DATA FOR THIS TASK:
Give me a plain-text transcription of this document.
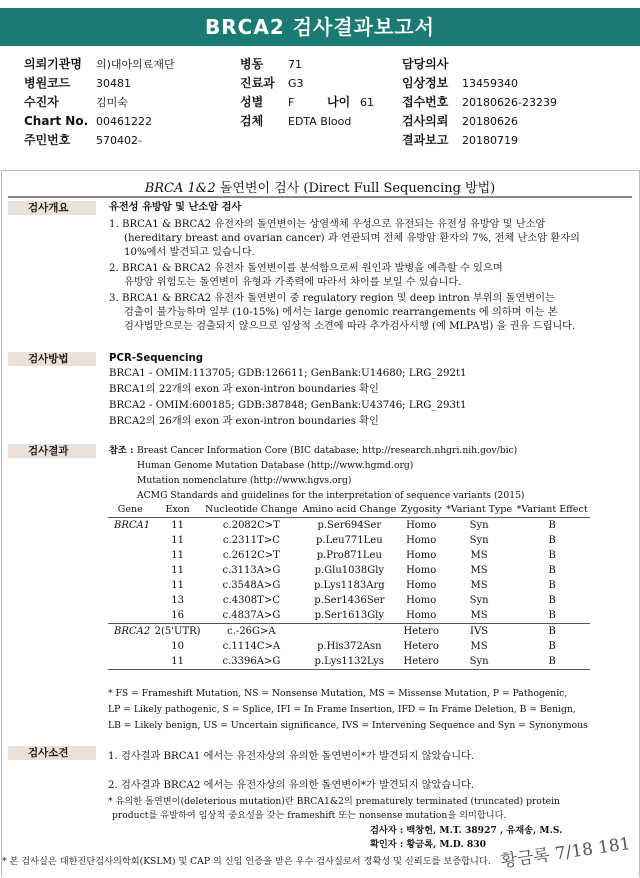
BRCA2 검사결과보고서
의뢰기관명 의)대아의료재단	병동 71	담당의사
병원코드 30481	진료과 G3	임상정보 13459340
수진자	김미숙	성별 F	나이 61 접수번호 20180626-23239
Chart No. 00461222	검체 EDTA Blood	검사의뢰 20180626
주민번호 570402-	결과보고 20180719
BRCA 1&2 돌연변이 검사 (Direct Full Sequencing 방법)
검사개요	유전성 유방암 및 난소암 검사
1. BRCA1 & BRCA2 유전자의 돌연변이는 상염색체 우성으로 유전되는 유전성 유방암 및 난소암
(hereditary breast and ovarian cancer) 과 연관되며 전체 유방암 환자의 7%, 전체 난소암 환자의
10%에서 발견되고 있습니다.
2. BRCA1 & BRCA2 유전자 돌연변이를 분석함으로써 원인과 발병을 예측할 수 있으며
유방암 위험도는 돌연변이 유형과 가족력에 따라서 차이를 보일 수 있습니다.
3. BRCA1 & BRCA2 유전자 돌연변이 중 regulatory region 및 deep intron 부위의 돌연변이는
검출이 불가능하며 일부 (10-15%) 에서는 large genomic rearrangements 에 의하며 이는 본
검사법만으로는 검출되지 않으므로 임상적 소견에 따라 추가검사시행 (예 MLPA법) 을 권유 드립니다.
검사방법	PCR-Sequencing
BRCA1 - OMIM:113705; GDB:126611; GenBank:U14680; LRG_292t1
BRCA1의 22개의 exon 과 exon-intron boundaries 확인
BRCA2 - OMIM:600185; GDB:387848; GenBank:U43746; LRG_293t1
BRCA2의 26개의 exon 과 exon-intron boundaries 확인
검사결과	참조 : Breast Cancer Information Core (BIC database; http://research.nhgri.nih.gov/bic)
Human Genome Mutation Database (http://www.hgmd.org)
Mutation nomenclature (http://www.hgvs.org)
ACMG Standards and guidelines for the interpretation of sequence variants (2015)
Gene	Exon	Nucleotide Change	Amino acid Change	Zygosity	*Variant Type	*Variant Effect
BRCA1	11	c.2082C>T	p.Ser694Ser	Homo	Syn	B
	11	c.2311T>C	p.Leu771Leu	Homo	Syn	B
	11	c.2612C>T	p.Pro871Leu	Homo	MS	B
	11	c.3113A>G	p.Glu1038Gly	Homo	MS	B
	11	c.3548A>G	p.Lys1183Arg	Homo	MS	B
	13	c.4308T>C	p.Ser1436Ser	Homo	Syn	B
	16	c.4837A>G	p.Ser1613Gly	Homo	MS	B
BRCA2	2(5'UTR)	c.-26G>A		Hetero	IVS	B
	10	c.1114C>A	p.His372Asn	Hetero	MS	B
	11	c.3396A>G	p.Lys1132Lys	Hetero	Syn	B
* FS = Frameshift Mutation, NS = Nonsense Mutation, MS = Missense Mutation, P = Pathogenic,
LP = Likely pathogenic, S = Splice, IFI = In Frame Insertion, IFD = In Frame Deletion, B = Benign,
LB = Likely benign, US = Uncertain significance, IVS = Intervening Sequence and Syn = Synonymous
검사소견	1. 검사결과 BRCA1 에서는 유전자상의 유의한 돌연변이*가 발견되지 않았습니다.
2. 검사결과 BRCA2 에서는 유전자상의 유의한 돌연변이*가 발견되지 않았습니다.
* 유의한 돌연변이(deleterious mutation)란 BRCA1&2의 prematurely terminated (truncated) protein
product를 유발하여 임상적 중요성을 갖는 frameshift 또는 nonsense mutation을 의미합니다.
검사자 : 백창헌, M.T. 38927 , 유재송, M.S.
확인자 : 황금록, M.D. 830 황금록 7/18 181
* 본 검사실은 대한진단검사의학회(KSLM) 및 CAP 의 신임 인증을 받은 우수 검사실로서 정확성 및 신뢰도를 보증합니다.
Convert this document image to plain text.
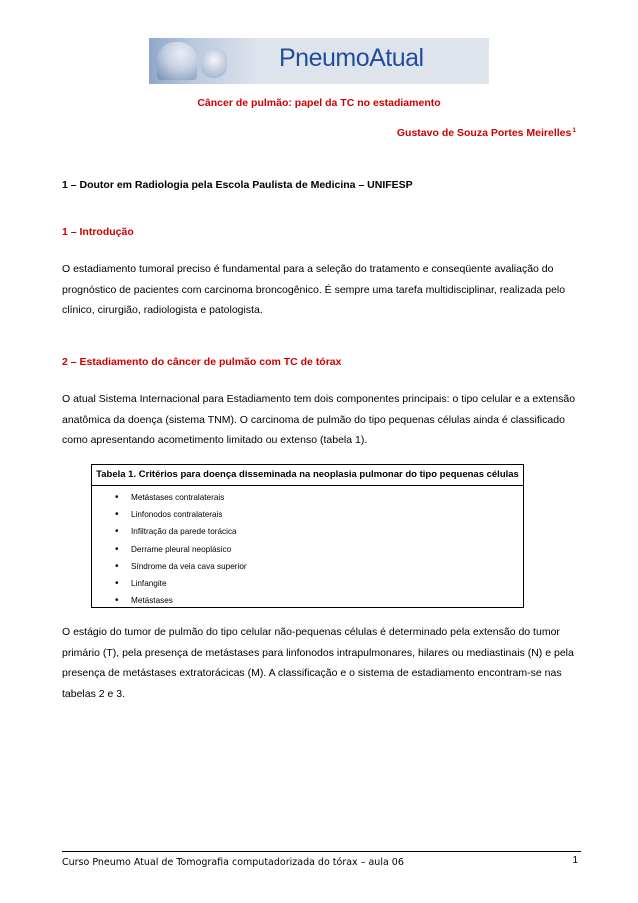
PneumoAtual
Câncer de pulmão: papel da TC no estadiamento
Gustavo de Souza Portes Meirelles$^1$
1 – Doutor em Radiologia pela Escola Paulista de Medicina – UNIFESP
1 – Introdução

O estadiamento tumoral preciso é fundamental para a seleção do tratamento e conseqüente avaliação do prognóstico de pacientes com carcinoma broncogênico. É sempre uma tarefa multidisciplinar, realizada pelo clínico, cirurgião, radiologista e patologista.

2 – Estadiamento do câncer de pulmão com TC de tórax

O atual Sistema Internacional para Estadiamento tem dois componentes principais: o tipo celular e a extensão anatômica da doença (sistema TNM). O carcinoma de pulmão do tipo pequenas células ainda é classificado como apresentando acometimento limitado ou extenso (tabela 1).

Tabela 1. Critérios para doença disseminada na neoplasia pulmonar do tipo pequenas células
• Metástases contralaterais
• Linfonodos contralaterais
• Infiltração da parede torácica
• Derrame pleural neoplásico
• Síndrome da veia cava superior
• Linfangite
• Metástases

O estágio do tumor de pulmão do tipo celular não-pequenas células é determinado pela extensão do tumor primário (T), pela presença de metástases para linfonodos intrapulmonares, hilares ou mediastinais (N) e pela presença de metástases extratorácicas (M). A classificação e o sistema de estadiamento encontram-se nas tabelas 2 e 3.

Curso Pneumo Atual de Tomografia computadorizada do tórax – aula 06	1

DIRECTIONS FOR THIS TASK:
The material above must be set down word for word, with no picture carried over.

FINAL ANSWER:
Give me a plain-text transcription of this document.
BRCA2 검사결과보고서
의뢰기관명 의)대아의료재단	병동 71	담당의사
병원코드 30481	진료과 G3	임상정보 13459340
수진자	김미숙	성별 F	나이 61 접수번호 20180626-23239
Chart No. 00461222	검체 EDTA Blood	검사의뢰 20180626
주민번호 570402-	결과보고 20180719
BRCA 1&2 돌연변이 검사 (Direct Full Sequencing 방법)
검사개요	유전성 유방암 및 난소암 검사
1. BRCA1 & BRCA2 유전자의 돌연변이는 상염색체 우성으로 유전되는 유전성 유방암 및 난소암
(hereditary breast and ovarian cancer) 과 연관되며 전체 유방암 환자의 7%, 전체 난소암 환자의
10%에서 발견되고 있습니다.
2. BRCA1 & BRCA2 유전자 돌연변이를 분석함으로써 원인과 발병을 예측할 수 있으며
유방암 위험도는 돌연변이 유형과 가족력에 따라서 차이를 보일 수 있습니다.
3. BRCA1 & BRCA2 유전자 돌연변이 중 regulatory region 및 deep intron 부위의 돌연변이는
검출이 불가능하며 일부 (10-15%) 에서는 large genomic rearrangements 에 의하며 이는 본
검사법만으로는 검출되지 않으므로 임상적 소견에 따라 추가검사시행 (예 MLPA법) 을 권유 드립니다.
검사방법	PCR-Sequencing
BRCA1 - OMIM:113705; GDB:126611; GenBank:U14680; LRG_292t1
BRCA1의 22개의 exon 과 exon-intron boundaries 확인
BRCA2 - OMIM:600185; GDB:387848; GenBank:U43746; LRG_293t1
BRCA2의 26개의 exon 과 exon-intron boundaries 확인
검사결과	참조 : Breast Cancer Information Core (BIC database; http://research.nhgri.nih.gov/bic)
Human Genome Mutation Database (http://www.hgmd.org)
Mutation nomenclature (http://www.hgvs.org)
ACMG Standards and guidelines for the interpretation of sequence variants (2015)
Gene	Exon	Nucleotide Change	Amino acid Change	Zygosity	*Variant Type	*Variant Effect
BRCA1	11	c.2082C>T	p.Ser694Ser	Homo	Syn	B
	11	c.2311T>C	p.Leu771Leu	Homo	Syn	B
	11	c.2612C>T	p.Pro871Leu	Homo	MS	B
	11	c.3113A>G	p.Glu1038Gly	Homo	MS	B
	11	c.3548A>G	p.Lys1183Arg	Homo	MS	B
	13	c.4308T>C	p.Ser1436Ser	Homo	Syn	B
	16	c.4837A>G	p.Ser1613Gly	Homo	MS	B
BRCA2	2(5'UTR)	c.-26G>A		Hetero	IVS	B
	10	c.1114C>A	p.His372Asn	Hetero	MS	B
	11	c.3396A>G	p.Lys1132Lys	Hetero	Syn	B
* FS = Frameshift Mutation, NS = Nonsense Mutation, MS = Missense Mutation, P = Pathogenic,
LP = Likely pathogenic, S = Splice, IFI = In Frame Insertion, IFD = In Frame Deletion, B = Benign,
LB = Likely benign, US = Uncertain significance, IVS = Intervening Sequence and Syn = Synonymous
검사소견	1. 검사결과 BRCA1 에서는 유전자상의 유의한 돌연변이*가 발견되지 않았습니다.
2. 검사결과 BRCA2 에서는 유전자상의 유의한 돌연변이*가 발견되지 않았습니다.
* 유의한 돌연변이(deleterious mutation)란 BRCA1&2의 prematurely terminated (truncated) protein
product를 유발하여 임상적 중요성을 갖는 frameshift 또는 nonsense mutation을 의미합니다.
검사자 : 백창헌, M.T. 38927 , 유재송, M.S.
확인자 : 황금록, M.D. 830 황금록 7/18 181
* 본 검사실은 대한진단검사의학회(KSLM) 및 CAP 의 신임 인증을 받은 우수 검사실로서 정확성 및 신뢰도를 보증합니다.
Convert this document image to plain text.
PneumoAtual
Câncer de pulmão: papel da TC no estadiamento
Gustavo de Souza Portes Meirelles$^1$
1 – Doutor em Radiologia pela Escola Paulista de Medicina – UNIFESP
1 – Introdução

O estadiamento tumoral preciso é fundamental para a seleção do tratamento e conseqüente avaliação do prognóstico de pacientes com carcinoma broncogênico. É sempre uma tarefa multidisciplinar, realizada pelo clínico, cirurgião, radiologista e patologista.

2 – Estadiamento do câncer de pulmão com TC de tórax

O atual Sistema Internacional para Estadiamento tem dois componentes principais: o tipo celular e a extensão anatômica da doença (sistema TNM). O carcinoma de pulmão do tipo pequenas células ainda é classificado como apresentando acometimento limitado ou extenso (tabela 1).

Tabela 1. Critérios para doença disseminada na neoplasia pulmonar do tipo pequenas células
• Metástases contralaterais
• Linfonodos contralaterais
• Infiltração da parede torácica
• Derrame pleural neoplásico
• Síndrome da veia cava superior
• Linfangite
• Metástases

O estágio do tumor de pulmão do tipo celular não-pequenas células é determinado pela extensão do tumor primário (T), pela presença de metástases para linfonodos intrapulmonares, hilares ou mediastinais (N) e pela presença de metástases extratorácicas (M). A classificação e o sistema de estadiamento encontram-se nas tabelas 2 e 3.

Curso Pneumo Atual de Tomografia computadorizada do tórax – aula 06	1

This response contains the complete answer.